DATA:
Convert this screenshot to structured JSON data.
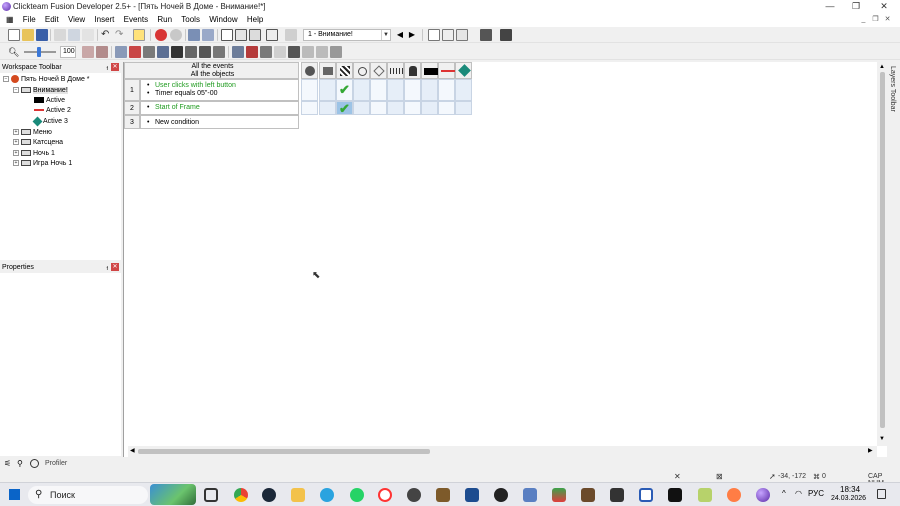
{
  "window": {
    "title": "Clickteam Fusion Developer 2.5+ - [Пять Ночей В Доме - Внимание!*]",
    "controls": [
      "—",
      "❐",
      "✕"
    ]
  },
  "menu": [
    "File",
    "Edit",
    "View",
    "Insert",
    "Events",
    "Run",
    "Tools",
    "Window",
    "Help"
  ],
  "toolbar": {
    "frame_combo": "1 - Внимание!",
    "zoom_value": "100"
  },
  "workspace": {
    "title": "Workspace Toolbar",
    "pin": "ᵻ",
    "close": "✕",
    "tree": [
      {
        "label": "Пять Ночей В Доме *",
        "level": 0,
        "exp": "−"
      },
      {
        "label": "Внимание!",
        "level": 1,
        "exp": "−",
        "selected": true
      },
      {
        "label": "Active",
        "level": 2,
        "icon": "black"
      },
      {
        "label": "Active 2",
        "level": 2,
        "icon": "red"
      },
      {
        "label": "Active 3",
        "level": 2,
        "icon": "diamond"
      },
      {
        "label": "Меню",
        "level": 1,
        "exp": "+"
      },
      {
        "label": "Катсцена",
        "level": 1,
        "exp": "+"
      },
      {
        "label": "Ночь 1",
        "level": 1,
        "exp": "+"
      },
      {
        "label": "Игра Ночь 1",
        "level": 1,
        "exp": "+"
      }
    ]
  },
  "properties": {
    "title": "Properties"
  },
  "bottom_tabs": {
    "profiler": "Profiler"
  },
  "events": {
    "header": [
      "All the events",
      "All the objects"
    ],
    "rows": [
      {
        "num": "1",
        "lines": [
          "User clicks with left button",
          "Timer equals 05\"-00"
        ]
      },
      {
        "num": "2",
        "lines": [
          "Start of Frame"
        ]
      },
      {
        "num": "3",
        "lines": [
          "New condition"
        ]
      }
    ]
  },
  "layers_toolbar": "Layers Toolbar",
  "status": {
    "coords": "-34, -172",
    "zero": "0",
    "caps": "CAP NUM"
  },
  "taskbar": {
    "search": "Поиск",
    "lang": "РУС",
    "time": "18:34",
    "date": "24.03.2026"
  }
}
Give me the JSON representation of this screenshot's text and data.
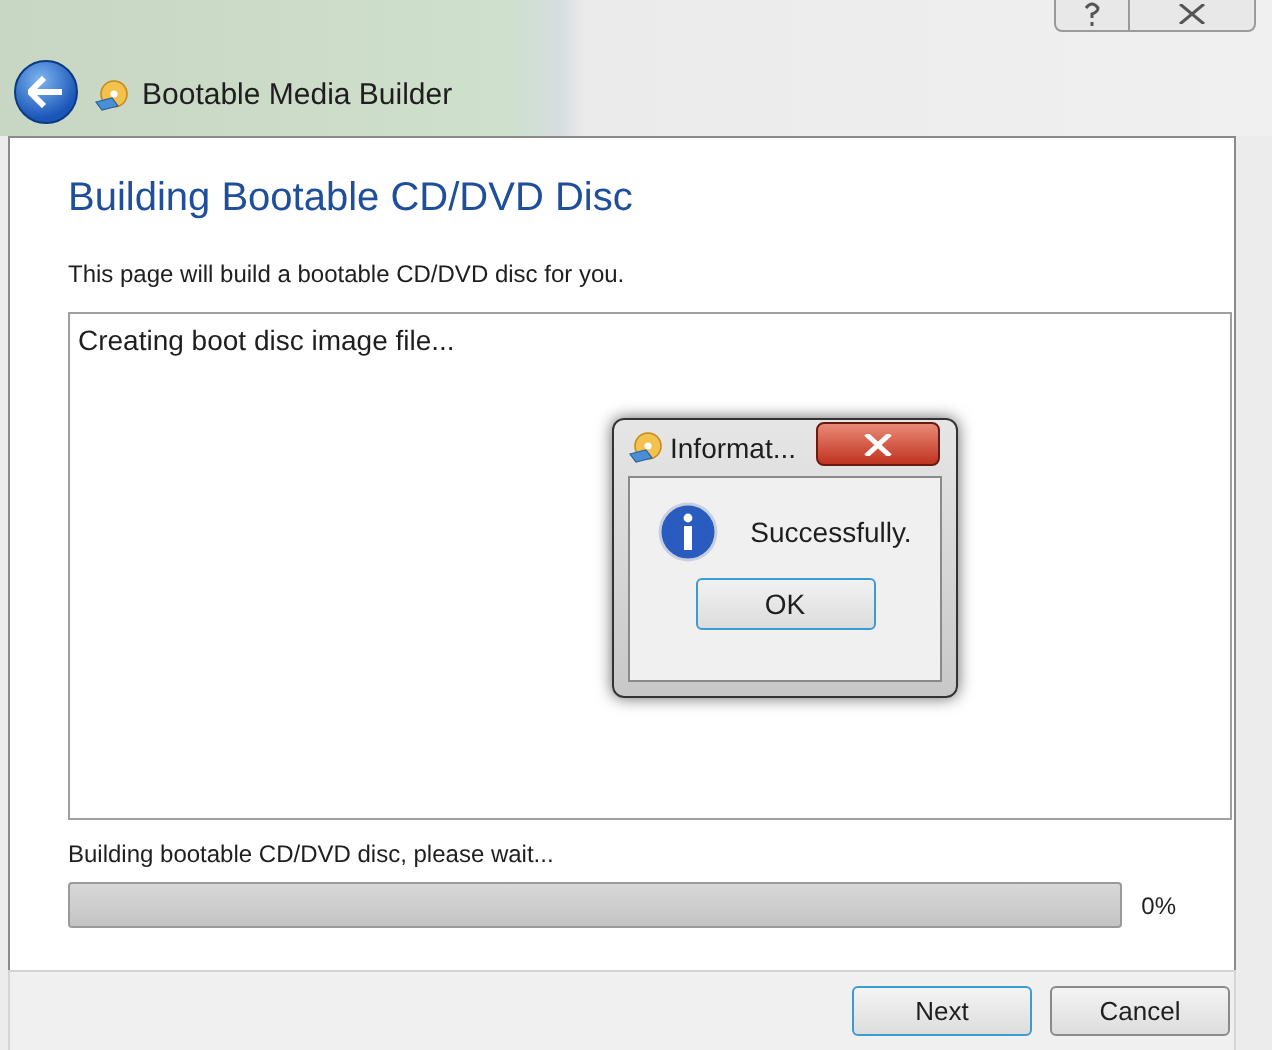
{
  "window": {
    "title": "Bootable Media Builder"
  },
  "page": {
    "heading": "Building Bootable CD/DVD Disc",
    "description": "This page will build a bootable CD/DVD disc for you."
  },
  "log": {
    "lines": [
      "Creating boot disc image file..."
    ]
  },
  "dialog": {
    "title": "Informat...",
    "message": "Successfully.",
    "button": "OK"
  },
  "progress": {
    "label": "Building bootable CD/DVD disc, please wait...",
    "level": 0,
    "reading": "0%"
  },
  "buttons": [
    {
      "label": "Next",
      "default": true
    },
    {
      "label": "Cancel",
      "default": false
    }
  ]
}
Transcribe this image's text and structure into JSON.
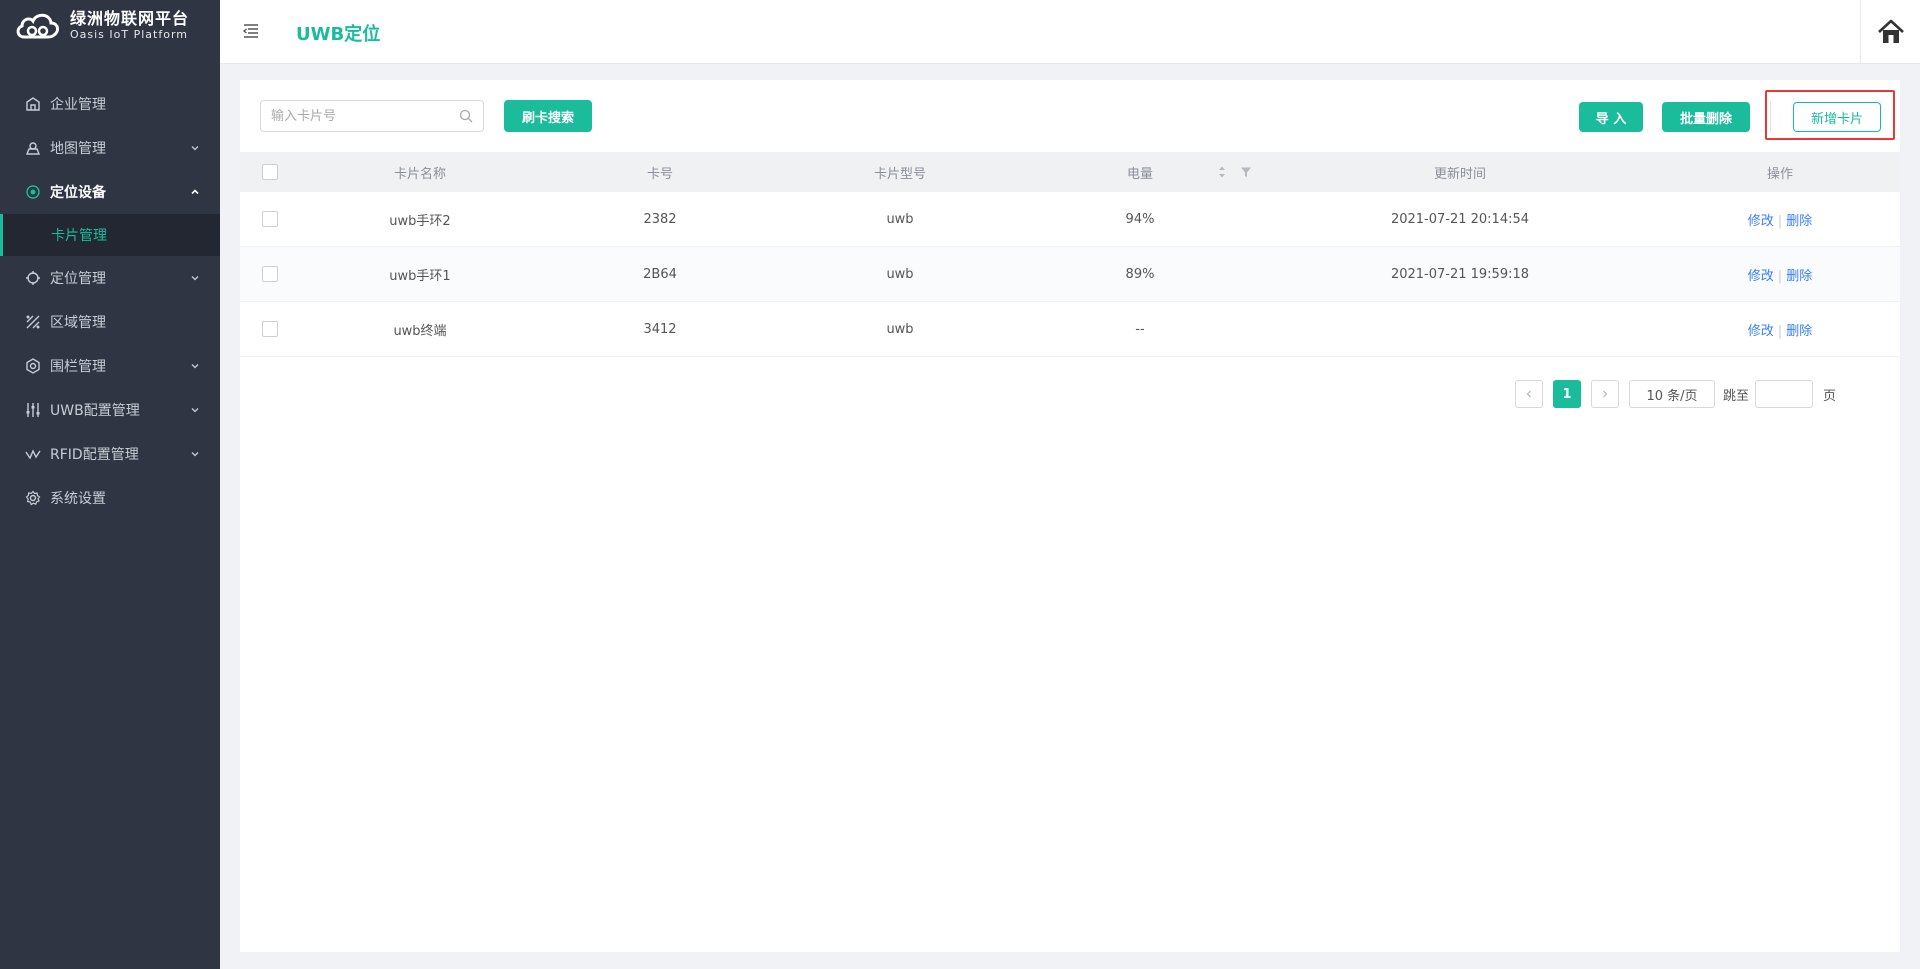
{
  "brand": {
    "name_cn": "绿洲物联网平台",
    "name_en": "Oasis IoT Platform"
  },
  "sidebar": {
    "items": [
      {
        "label": "企业管理",
        "icon": "enterprise-icon",
        "has_arrow": false
      },
      {
        "label": "地图管理",
        "icon": "map-icon",
        "has_arrow": true
      },
      {
        "label": "定位设备",
        "icon": "locator-device-icon",
        "has_arrow": true,
        "expanded": true
      },
      {
        "label": "定位管理",
        "icon": "crosshair-icon",
        "has_arrow": true
      },
      {
        "label": "区域管理",
        "icon": "region-icon",
        "has_arrow": false
      },
      {
        "label": "围栏管理",
        "icon": "fence-icon",
        "has_arrow": true
      },
      {
        "label": "UWB配置管理",
        "icon": "sliders-icon",
        "has_arrow": true
      },
      {
        "label": "RFID配置管理",
        "icon": "signal-icon",
        "has_arrow": true
      },
      {
        "label": "系统设置",
        "icon": "gear-icon",
        "has_arrow": false
      }
    ],
    "submenu": {
      "label": "卡片管理"
    }
  },
  "header": {
    "title": "UWB定位",
    "home_icon": "home-icon"
  },
  "toolbar": {
    "search_placeholder": "输入卡片号",
    "swipe_search_label": "刷卡搜索",
    "import_label": "导 入",
    "bulk_delete_label": "批量删除",
    "add_card_label": "新增卡片"
  },
  "table": {
    "columns": {
      "name": "卡片名称",
      "number": "卡号",
      "model": "卡片型号",
      "battery": "电量",
      "updated": "更新时间",
      "actions": "操作"
    },
    "rows": [
      {
        "name": "uwb手环2",
        "number": "2382",
        "model": "uwb",
        "battery": "94%",
        "updated": "2021-07-21 20:14:54"
      },
      {
        "name": "uwb手环1",
        "number": "2B64",
        "model": "uwb",
        "battery": "89%",
        "updated": "2021-07-21 19:59:18"
      },
      {
        "name": "uwb终端",
        "number": "3412",
        "model": "uwb",
        "battery": "--",
        "updated": ""
      }
    ],
    "edit_label": "修改",
    "delete_label": "删除",
    "separator": "|"
  },
  "pagination": {
    "current": "1",
    "page_size": "10 条/页",
    "jump_label": "跳至",
    "page_label": "页"
  },
  "colors": {
    "accent": "#1abc9c",
    "sidebar_bg": "#2f3542",
    "link": "#3b7ff5",
    "highlight": "#e53935"
  }
}
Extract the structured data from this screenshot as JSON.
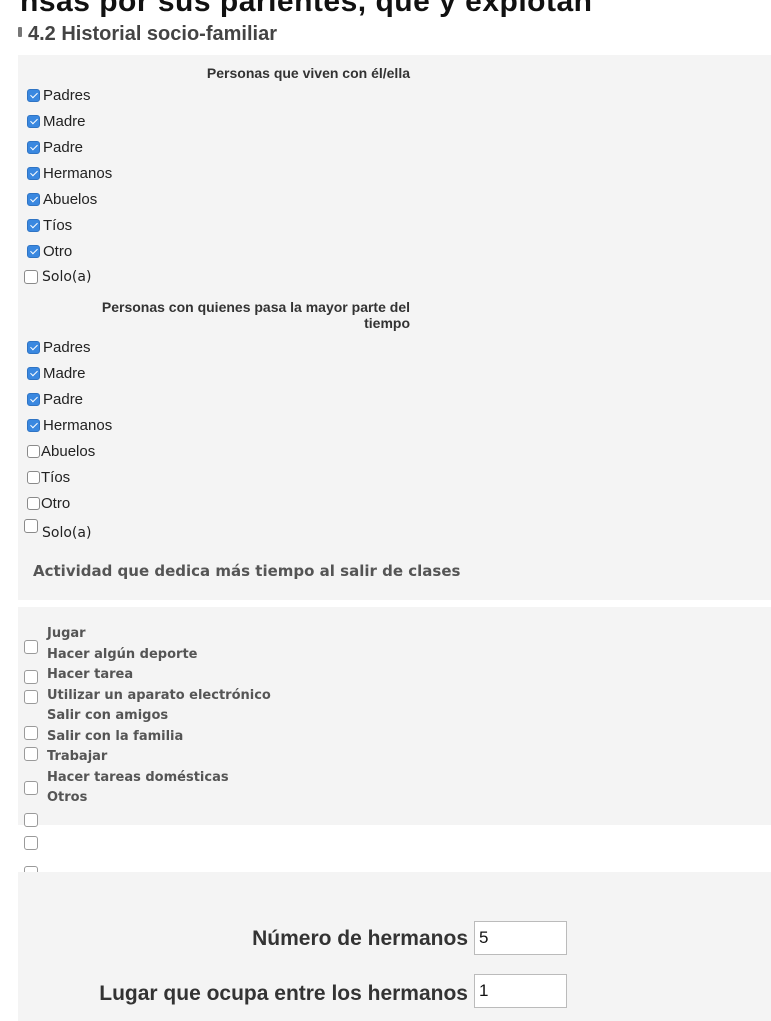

BRIEF:
Using the listing above, return all lines where the word "Пять" occurs.

WRITTEN RESPONSE:
    "title": "Clickteam Fusion Developer 2.5+ - [Пять Ночей В Доме - Внимание!*]",
        "label": "Пять Ночей В Доме *",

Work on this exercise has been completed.